* **Direction a**: Rewrite the paragraph of the Form F-N filing that begins "D. The Filer is incorporated" as a brief bulleted list that keeps its main facts.

* **Document section**:

Appointment of Agent for Service of Process by a Foreign Financial Entity   —   Form F-N
Filing Table of Contents

Document/Exhibit                   Description                      Pages   Size 

 1: F-N         Appointment of Agent for Service of Process by a    HTML     17K 
                          Foreign Financial Entity                               


This is an HTML Document rendered as filed.  [ Alternative Formats ]



  F-N  

 

 

UNITED STATES

SECURITIES AND EXCHANGE COMMISSION

Washington, DC 20549

 

 

FORM F-N

 

 

APPOINTMENT OF AGENT FOR SERVICE OF PROCESS

BY FOREIGN BANKS AND FOREIGN INSURANCE

COMPANIES AND CERTAIN OF THEIR HOLDING COMPANIES

AND FINANCE SUBSIDIARIES MAKING PUBLIC OFFERINGS

OF SECURITIES IN THE UNITED STATES

 

A. Name of issuer or person filing (“Filer”): UBS GROUP AG

 

B. This is (select one):

 

  x an original filing for the Filer

 

  ¨ an amended filing for the Filer

 

C. Identify the filing in conjunction with which this Form is being filed:

 

Name of registrant

   UBS GROUP AG

Form type

   F-4

File Number

   333-199011

Filed by

   UBS GROUP AG

Date Filed (if filed concurrently, so indicate)

   September 29, 2014

 

D. The Filer is incorporated or organized under the laws of Switzerland and has its principal place of business at Bahnhofstrasse 45, CH-8001 Zurich, Switzerland (011-41-44-234 11 11).

* **Material provided**:
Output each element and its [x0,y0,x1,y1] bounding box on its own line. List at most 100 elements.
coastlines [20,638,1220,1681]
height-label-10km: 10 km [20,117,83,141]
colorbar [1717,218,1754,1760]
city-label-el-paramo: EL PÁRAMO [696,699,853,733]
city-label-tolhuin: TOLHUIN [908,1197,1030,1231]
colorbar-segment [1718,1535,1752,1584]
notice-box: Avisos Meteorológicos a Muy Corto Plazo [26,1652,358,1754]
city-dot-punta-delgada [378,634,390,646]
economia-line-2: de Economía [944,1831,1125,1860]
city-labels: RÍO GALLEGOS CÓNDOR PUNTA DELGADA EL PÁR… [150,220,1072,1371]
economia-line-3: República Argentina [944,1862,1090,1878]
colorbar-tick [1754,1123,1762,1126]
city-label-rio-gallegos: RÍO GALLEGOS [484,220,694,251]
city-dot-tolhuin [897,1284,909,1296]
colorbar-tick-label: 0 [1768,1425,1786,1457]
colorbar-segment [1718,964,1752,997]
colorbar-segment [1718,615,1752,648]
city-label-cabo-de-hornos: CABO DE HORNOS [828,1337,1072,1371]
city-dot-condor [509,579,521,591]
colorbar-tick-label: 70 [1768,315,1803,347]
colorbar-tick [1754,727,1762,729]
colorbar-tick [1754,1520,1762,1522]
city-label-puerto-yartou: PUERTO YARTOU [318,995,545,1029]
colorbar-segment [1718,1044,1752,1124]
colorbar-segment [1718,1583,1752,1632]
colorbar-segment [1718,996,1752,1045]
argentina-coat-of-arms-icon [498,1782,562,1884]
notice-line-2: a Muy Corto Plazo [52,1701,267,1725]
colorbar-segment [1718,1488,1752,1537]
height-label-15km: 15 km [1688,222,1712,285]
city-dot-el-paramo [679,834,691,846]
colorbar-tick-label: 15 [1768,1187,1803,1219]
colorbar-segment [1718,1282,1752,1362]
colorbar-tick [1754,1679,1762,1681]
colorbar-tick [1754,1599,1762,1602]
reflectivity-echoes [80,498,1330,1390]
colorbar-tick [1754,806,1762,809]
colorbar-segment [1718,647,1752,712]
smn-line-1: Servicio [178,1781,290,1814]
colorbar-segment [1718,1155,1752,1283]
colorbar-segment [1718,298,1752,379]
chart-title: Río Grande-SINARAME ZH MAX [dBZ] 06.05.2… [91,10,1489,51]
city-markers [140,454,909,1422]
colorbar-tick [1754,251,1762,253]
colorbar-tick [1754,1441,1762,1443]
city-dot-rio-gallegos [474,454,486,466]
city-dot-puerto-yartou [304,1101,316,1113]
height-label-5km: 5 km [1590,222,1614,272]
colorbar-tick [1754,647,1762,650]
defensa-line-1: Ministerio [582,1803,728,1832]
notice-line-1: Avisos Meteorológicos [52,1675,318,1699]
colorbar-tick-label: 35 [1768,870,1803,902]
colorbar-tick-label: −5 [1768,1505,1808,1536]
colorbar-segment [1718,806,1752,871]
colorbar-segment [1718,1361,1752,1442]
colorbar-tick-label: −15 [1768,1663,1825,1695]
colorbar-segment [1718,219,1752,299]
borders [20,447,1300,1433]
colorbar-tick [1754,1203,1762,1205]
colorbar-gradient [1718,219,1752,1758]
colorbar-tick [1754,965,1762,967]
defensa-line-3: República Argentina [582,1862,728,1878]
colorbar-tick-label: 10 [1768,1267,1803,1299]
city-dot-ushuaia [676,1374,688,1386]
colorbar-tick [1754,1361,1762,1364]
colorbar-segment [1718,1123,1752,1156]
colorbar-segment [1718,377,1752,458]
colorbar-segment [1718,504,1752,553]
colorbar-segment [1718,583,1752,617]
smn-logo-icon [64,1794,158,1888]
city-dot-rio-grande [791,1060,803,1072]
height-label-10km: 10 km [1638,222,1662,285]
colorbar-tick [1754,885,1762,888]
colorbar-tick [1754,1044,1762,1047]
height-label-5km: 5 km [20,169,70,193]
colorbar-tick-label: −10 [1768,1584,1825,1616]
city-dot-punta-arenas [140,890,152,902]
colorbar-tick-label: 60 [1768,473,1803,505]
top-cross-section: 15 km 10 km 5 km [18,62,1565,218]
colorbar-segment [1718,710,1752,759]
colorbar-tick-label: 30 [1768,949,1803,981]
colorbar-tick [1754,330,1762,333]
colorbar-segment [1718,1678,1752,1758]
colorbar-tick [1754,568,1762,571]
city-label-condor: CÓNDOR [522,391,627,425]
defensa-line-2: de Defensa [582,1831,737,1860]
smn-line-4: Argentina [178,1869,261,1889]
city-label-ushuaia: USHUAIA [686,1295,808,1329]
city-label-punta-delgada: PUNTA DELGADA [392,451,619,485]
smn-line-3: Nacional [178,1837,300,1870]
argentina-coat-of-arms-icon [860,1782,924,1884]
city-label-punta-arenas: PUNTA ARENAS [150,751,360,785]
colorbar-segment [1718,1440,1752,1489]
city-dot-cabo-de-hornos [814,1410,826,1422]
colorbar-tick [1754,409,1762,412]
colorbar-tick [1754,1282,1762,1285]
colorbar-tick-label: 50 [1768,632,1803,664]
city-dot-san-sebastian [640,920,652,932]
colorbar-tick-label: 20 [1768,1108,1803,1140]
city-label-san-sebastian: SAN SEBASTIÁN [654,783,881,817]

* **Direction b**: Recast the stretch of the records from their start through the line containing "city-label-el-paramo: EL PÁRAMO" as a Markdown table with the columns Number and Record line, leaving out blank lines.

* **Finished answer a**:
- The Filer is incorporated or organized under the laws of Switzerland.
- Principal place of business: Bahnhofstrasse 45, CH-8001 Zurich, Switzerland.
- Telephone: 011-41-44-234 11 11.

* **Finished answer b**:
| Number | Record line |
|---|---|
| 1 | Output each element and its [x0,y0,x1,y1] bounding box on its own line. List at most 100 elements. |
| 2 | coastlines [20,638,1220,1681] |
| 3 | height-label-10km: 10 km [20,117,83,141] |
| 4 | colorbar [1717,218,1754,1760] |
| 5 | city-label-el-paramo: EL PÁRAMO [696,699,853,733] |